Extracted data entries
· · · · · · ·

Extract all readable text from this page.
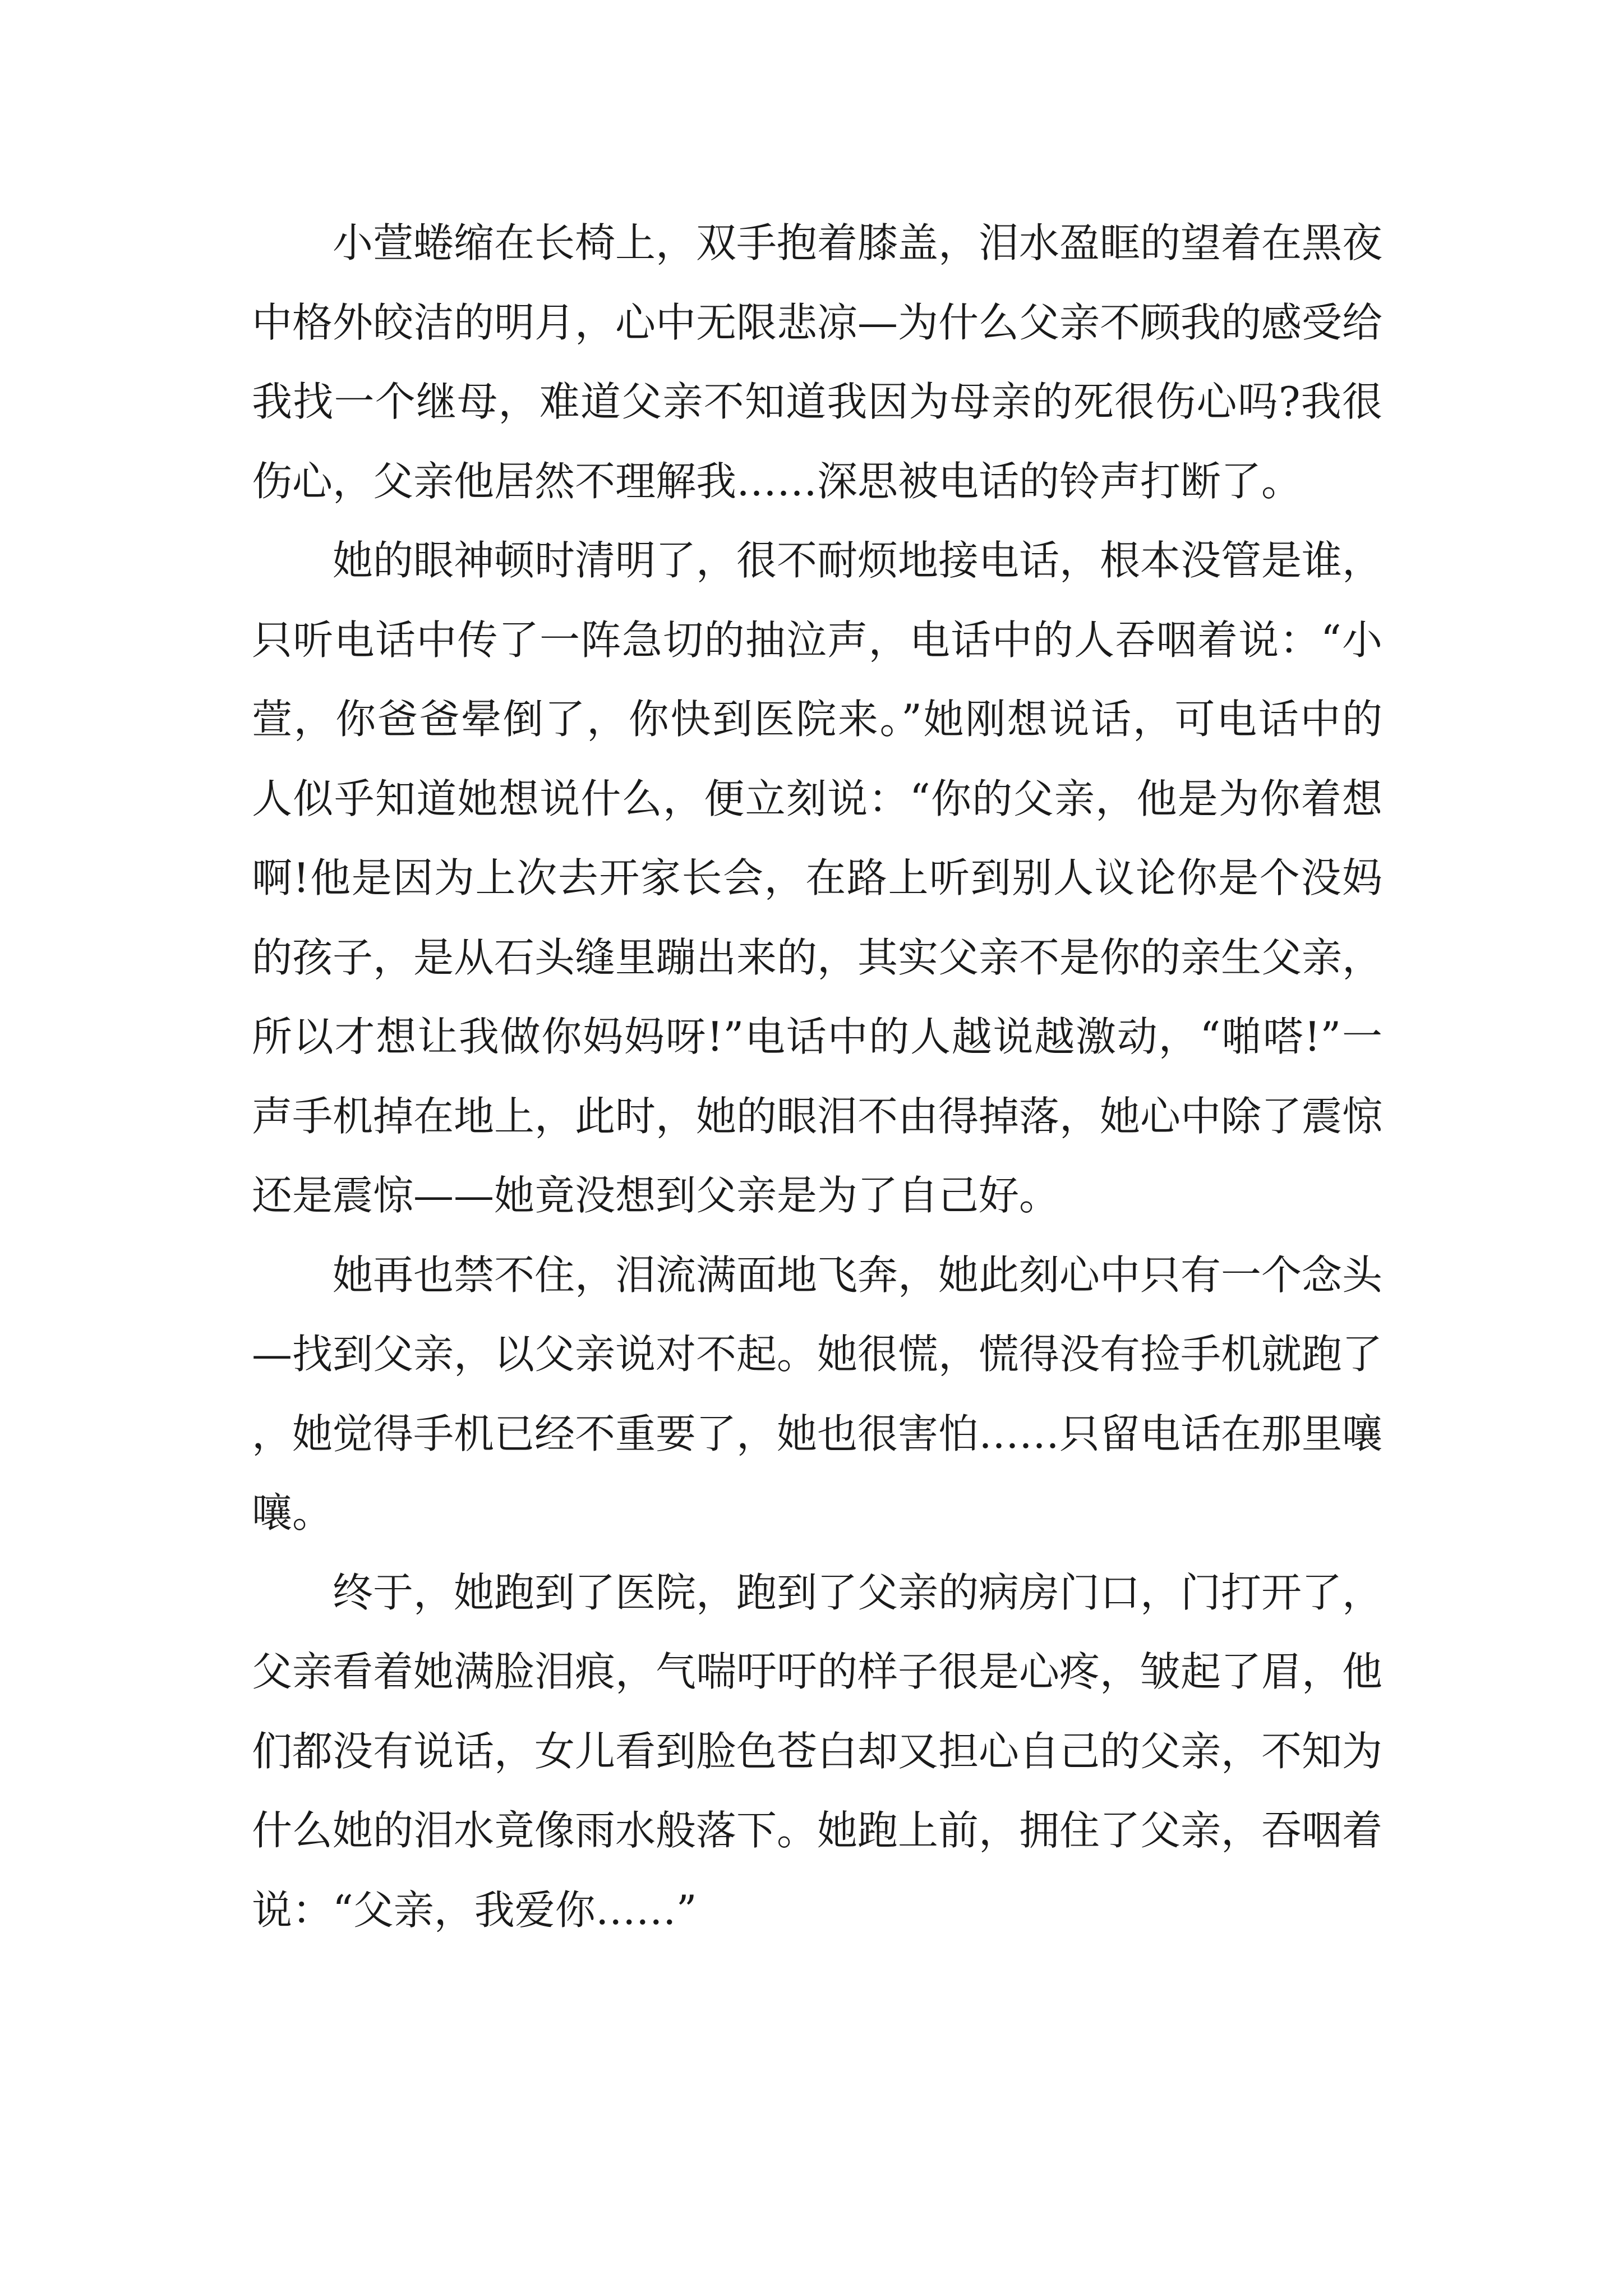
小萱蜷缩在长椅上，双手抱着膝盖，泪水盈眶的望着在黑夜中格外皎洁的明月，心中无限悲凉—为什么父亲不顾我的感受给我找一个继母，难道父亲不知道我因为母亲的死很伤心吗?我很伤心，父亲他居然不理解我……深思被电话的铃声打断了。

她的眼神顿时清明了，很不耐烦地接电话，根本没管是谁，只听电话中传了一阵急切的抽泣声，电话中的人吞咽着说：“小萱，你爸爸晕倒了，你快到医院来。”她刚想说话，可电话中的人似乎知道她想说什么，便立刻说：“你的父亲，他是为你着想啊!他是因为上次去开家长会，在路上听到别人议论你是个没妈的孩子，是从石头缝里蹦出来的，其实父亲不是你的亲生父亲，所以才想让我做你妈妈呀!”电话中的人越说越激动，“啪嗒!”一声手机掉在地上，此时，她的眼泪不由得掉落，她心中除了震惊还是震惊——她竟没想到父亲是为了自己好。

她再也禁不住，泪流满面地飞奔，她此刻心中只有一个念头—找到父亲，以父亲说对不起。她很慌，慌得没有捡手机就跑了，她觉得手机已经不重要了，她也很害怕……只留电话在那里嚷嚷。

终于，她跑到了医院，跑到了父亲的病房门口，门打开了，父亲看着她满脸泪痕，气喘吁吁的样子很是心疼，皱起了眉，他们都没有说话，女儿看到脸色苍白却又担心自己的父亲，不知为什么她的泪水竟像雨水般落下。她跑上前，拥住了父亲，吞咽着说：“父亲，我爱你……”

· · · · · · ·

**Problem**:
Extract the text of all the records above verbatim, excluding pictures.

**Worked answer**:
Extract all readable text from this page.
小萱蜷缩在长椅上，双手抱着膝盖，泪水盈眶的望着在黑夜中格外皎洁的明月，心中无限悲凉—为什么父亲不顾我的感受给我找一个继母，难道父亲不知道我因为母亲的死很伤心吗?我很伤心，父亲他居然不理解我……深思被电话的铃声打断了。

她的眼神顿时清明了，很不耐烦地接电话，根本没管是谁，只听电话中传了一阵急切的抽泣声，电话中的人吞咽着说：“小萱，你爸爸晕倒了，你快到医院来。”她刚想说话，可电话中的人似乎知道她想说什么，便立刻说：“你的父亲，他是为你着想啊!他是因为上次去开家长会，在路上听到别人议论你是个没妈的孩子，是从石头缝里蹦出来的，其实父亲不是你的亲生父亲，所以才想让我做你妈妈呀!”电话中的人越说越激动，“啪嗒!”一声手机掉在地上，此时，她的眼泪不由得掉落，她心中除了震惊还是震惊——她竟没想到父亲是为了自己好。

她再也禁不住，泪流满面地飞奔，她此刻心中只有一个念头—找到父亲，以父亲说对不起。她很慌，慌得没有捡手机就跑了，她觉得手机已经不重要了，她也很害怕……只留电话在那里嚷嚷。

终于，她跑到了医院，跑到了父亲的病房门口，门打开了，父亲看着她满脸泪痕，气喘吁吁的样子很是心疼，皱起了眉，他们都没有说话，女儿看到脸色苍白却又担心自己的父亲，不知为什么她的泪水竟像雨水般落下。她跑上前，拥住了父亲，吞咽着说：“父亲，我爱你……”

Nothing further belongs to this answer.